* _THE REQUEST_: Gather from the material every line that contains the string "light".

(Stored dataset items)

---------------

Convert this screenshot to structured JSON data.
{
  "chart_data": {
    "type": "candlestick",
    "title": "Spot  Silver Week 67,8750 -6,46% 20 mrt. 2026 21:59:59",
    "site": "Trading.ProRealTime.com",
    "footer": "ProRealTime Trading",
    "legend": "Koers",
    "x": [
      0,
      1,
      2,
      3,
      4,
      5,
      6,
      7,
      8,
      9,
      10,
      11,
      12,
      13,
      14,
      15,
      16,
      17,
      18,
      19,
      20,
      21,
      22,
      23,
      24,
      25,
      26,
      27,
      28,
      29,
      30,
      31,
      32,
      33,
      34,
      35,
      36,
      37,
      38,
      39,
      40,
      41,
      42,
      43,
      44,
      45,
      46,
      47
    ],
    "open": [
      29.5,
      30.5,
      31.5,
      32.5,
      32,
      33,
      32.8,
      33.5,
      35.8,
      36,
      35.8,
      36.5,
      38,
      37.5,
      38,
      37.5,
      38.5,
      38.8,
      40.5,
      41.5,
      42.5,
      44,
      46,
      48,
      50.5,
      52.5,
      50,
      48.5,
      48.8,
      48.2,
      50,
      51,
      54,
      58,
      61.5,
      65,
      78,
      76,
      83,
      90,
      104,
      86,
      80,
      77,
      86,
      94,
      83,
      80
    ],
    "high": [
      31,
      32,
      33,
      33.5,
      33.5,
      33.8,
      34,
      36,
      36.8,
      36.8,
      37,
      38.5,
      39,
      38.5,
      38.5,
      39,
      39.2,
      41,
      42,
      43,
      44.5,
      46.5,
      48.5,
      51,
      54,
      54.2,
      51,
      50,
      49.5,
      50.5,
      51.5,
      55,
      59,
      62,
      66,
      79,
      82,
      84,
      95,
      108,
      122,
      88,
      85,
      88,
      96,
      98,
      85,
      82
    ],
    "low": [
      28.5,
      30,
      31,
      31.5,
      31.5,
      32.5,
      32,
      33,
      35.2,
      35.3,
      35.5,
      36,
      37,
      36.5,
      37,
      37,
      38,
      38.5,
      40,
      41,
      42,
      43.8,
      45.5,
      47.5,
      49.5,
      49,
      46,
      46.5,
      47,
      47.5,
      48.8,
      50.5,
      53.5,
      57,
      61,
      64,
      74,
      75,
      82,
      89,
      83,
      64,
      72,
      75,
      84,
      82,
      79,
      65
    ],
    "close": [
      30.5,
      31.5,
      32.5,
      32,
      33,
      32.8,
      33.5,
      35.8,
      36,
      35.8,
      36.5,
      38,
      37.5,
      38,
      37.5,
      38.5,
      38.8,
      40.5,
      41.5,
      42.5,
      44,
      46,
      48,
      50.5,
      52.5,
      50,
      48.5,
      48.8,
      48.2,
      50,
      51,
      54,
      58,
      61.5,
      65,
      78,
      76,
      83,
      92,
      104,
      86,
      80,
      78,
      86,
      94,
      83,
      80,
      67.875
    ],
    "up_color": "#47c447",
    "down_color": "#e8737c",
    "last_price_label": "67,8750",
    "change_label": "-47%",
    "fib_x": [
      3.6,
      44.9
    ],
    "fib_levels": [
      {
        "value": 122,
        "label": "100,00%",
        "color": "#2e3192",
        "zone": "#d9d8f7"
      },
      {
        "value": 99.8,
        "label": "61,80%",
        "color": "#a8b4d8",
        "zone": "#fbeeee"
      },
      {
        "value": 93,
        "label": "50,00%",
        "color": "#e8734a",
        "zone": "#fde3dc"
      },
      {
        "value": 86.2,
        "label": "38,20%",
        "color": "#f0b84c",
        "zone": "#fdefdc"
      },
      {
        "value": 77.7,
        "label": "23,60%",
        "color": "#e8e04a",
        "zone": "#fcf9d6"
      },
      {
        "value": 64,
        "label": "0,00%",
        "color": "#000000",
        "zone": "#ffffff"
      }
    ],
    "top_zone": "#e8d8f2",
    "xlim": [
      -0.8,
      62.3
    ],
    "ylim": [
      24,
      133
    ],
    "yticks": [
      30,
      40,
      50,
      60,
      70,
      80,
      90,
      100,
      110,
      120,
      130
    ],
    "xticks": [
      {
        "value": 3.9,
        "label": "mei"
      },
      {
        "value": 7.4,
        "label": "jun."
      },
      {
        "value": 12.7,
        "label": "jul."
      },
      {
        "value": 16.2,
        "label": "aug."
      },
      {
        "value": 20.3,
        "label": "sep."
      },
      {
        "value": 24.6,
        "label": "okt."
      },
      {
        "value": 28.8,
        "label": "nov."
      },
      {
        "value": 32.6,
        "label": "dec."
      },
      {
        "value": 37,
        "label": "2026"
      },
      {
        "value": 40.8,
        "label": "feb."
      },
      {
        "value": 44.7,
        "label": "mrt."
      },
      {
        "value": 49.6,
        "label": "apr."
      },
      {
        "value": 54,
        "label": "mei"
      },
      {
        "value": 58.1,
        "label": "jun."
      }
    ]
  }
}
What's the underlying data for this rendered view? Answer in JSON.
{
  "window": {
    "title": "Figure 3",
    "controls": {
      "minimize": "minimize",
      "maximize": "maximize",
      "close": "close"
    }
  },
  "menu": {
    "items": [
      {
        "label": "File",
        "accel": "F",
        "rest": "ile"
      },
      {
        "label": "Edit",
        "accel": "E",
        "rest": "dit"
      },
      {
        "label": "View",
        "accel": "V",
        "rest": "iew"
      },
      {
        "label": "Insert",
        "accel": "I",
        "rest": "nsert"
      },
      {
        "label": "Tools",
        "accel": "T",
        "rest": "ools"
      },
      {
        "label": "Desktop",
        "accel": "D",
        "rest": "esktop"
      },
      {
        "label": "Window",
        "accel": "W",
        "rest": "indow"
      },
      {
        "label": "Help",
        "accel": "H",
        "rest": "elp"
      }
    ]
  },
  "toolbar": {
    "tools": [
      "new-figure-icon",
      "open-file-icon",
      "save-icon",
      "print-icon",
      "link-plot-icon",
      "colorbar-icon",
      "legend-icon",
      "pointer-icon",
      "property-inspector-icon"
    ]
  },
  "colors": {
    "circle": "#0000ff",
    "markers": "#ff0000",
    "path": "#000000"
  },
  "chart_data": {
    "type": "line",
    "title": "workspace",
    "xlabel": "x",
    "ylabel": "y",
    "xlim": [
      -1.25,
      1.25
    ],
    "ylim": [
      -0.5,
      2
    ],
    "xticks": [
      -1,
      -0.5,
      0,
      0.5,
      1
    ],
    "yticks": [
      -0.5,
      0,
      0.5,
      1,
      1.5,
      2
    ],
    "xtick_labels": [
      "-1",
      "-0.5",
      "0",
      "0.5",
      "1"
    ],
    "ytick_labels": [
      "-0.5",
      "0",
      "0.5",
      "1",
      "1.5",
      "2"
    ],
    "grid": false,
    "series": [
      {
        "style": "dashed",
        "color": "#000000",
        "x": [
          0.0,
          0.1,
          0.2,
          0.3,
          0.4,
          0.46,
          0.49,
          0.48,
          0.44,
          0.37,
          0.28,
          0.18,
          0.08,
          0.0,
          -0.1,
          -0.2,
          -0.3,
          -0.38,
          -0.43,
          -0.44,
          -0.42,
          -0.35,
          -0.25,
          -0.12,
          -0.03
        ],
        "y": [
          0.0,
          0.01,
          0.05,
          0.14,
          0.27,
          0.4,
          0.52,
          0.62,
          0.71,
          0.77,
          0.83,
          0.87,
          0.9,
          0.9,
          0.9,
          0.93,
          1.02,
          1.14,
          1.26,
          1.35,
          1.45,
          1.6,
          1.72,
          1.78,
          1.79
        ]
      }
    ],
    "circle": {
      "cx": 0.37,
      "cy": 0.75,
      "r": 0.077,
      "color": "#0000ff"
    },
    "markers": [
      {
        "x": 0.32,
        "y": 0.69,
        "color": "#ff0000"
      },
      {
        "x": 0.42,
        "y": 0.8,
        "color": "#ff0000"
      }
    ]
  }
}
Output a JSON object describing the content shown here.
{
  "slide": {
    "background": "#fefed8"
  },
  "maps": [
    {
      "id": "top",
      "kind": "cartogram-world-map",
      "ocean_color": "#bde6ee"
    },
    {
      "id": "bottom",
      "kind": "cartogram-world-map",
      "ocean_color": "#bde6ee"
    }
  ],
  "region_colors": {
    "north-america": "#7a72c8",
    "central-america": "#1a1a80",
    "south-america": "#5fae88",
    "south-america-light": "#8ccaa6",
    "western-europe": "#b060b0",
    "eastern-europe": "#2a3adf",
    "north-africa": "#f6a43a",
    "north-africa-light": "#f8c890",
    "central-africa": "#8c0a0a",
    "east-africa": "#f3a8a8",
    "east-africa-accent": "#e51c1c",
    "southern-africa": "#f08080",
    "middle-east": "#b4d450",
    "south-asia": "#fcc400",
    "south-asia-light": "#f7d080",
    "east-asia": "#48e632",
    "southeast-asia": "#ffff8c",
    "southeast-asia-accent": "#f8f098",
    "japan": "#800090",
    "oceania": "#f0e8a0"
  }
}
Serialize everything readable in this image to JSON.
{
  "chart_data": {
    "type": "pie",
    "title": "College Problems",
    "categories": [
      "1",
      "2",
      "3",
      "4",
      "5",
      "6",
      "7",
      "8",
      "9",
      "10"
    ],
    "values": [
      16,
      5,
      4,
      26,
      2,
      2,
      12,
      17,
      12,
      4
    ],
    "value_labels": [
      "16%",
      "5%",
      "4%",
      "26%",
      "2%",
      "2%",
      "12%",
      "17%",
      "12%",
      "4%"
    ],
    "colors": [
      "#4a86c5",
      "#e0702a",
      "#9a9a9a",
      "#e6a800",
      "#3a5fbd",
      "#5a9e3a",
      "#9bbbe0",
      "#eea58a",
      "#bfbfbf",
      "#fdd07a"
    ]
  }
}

---------------

* _REPLY TO THE TASK_:
    "south-america-light": "#8ccaa6",
    "north-africa-light": "#f8c890",
    "south-asia-light": "#f7d080",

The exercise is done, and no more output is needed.